START Extracted information

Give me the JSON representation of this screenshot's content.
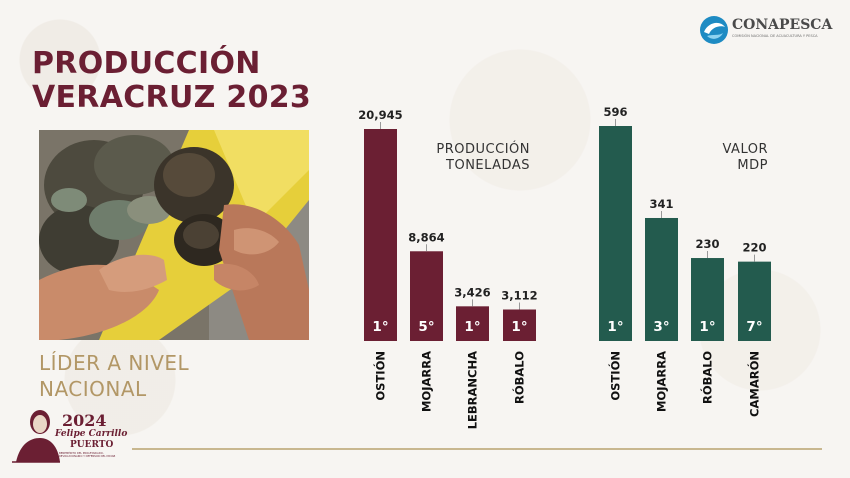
{
  "header": {
    "title_line1": "PRODUCCIÓN",
    "title_line2": "VERACRUZ 2023"
  },
  "subtitle": {
    "line1": "LÍDER A NIVEL",
    "line2": "NACIONAL"
  },
  "logo": {
    "name": "CONAPESCA",
    "subtitle": "COMISIÓN NACIONAL DE ACUACULTURA Y PESCA",
    "icon": "fish-swirl-icon"
  },
  "badge": {
    "year": "2024",
    "name_line1": "Felipe Carrillo",
    "name_line2": "PUERTO",
    "subtitle": "BENEMÉRITO DEL PROLETARIADO, REVOLUCIONARIO Y DEFENSOR DEL MAYAB",
    "icon": "portrait-icon"
  },
  "photo": {
    "icon": "oyster-photo"
  },
  "colors": {
    "production": "#6b1f33",
    "value": "#235b4e",
    "title": "#6b1f33",
    "leader": "#b29766"
  },
  "chart_data": [
    {
      "type": "bar",
      "title_line1": "PRODUCCIÓN",
      "title_line2": "TONELADAS",
      "categories": [
        "OSTIÓN",
        "MOJARRA",
        "LEBRANCHA",
        "RÓBALO"
      ],
      "values": [
        20945,
        8864,
        3426,
        3112
      ],
      "value_labels": [
        "20,945",
        "8,864",
        "3,426",
        "3,112"
      ],
      "ranks": [
        "1°",
        "5°",
        "1°",
        "1°"
      ],
      "ylim": [
        0,
        20945
      ]
    },
    {
      "type": "bar",
      "title_line1": "VALOR",
      "title_line2": "MDP",
      "categories": [
        "OSTIÓN",
        "MOJARRA",
        "RÓBALO",
        "CAMARÓN"
      ],
      "values": [
        596,
        341,
        230,
        220
      ],
      "value_labels": [
        "596",
        "341",
        "230",
        "220"
      ],
      "ranks": [
        "1°",
        "3°",
        "1°",
        "7°"
      ],
      "ylim": [
        0,
        596
      ]
    }
  ]
}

END Extracted information

» **Stated goal**
Print all entries exactly. The images do not belong in the copy.

» **Solution to this exercise**
Give me the JSON representation of this screenshot's content.
{
  "header": {
    "title_line1": "PRODUCCIÓN",
    "title_line2": "VERACRUZ 2023"
  },
  "subtitle": {
    "line1": "LÍDER A NIVEL",
    "line2": "NACIONAL"
  },
  "logo": {
    "name": "CONAPESCA",
    "subtitle": "COMISIÓN NACIONAL DE ACUACULTURA Y PESCA",
    "icon": "fish-swirl-icon"
  },
  "badge": {
    "year": "2024",
    "name_line1": "Felipe Carrillo",
    "name_line2": "PUERTO",
    "subtitle": "BENEMÉRITO DEL PROLETARIADO, REVOLUCIONARIO Y DEFENSOR DEL MAYAB",
    "icon": "portrait-icon"
  },
  "photo": {
    "icon": "oyster-photo"
  },
  "colors": {
    "production": "#6b1f33",
    "value": "#235b4e",
    "title": "#6b1f33",
    "leader": "#b29766"
  },
  "chart_data": [
    {
      "type": "bar",
      "title_line1": "PRODUCCIÓN",
      "title_line2": "TONELADAS",
      "categories": [
        "OSTIÓN",
        "MOJARRA",
        "LEBRANCHA",
        "RÓBALO"
      ],
      "values": [
        20945,
        8864,
        3426,
        3112
      ],
      "value_labels": [
        "20,945",
        "8,864",
        "3,426",
        "3,112"
      ],
      "ranks": [
        "1°",
        "5°",
        "1°",
        "1°"
      ],
      "ylim": [
        0,
        20945
      ]
    },
    {
      "type": "bar",
      "title_line1": "VALOR",
      "title_line2": "MDP",
      "categories": [
        "OSTIÓN",
        "MOJARRA",
        "RÓBALO",
        "CAMARÓN"
      ],
      "values": [
        596,
        341,
        230,
        220
      ],
      "value_labels": [
        "596",
        "341",
        "230",
        "220"
      ],
      "ranks": [
        "1°",
        "3°",
        "1°",
        "7°"
      ],
      "ylim": [
        0,
        596
      ]
    }
  ]
}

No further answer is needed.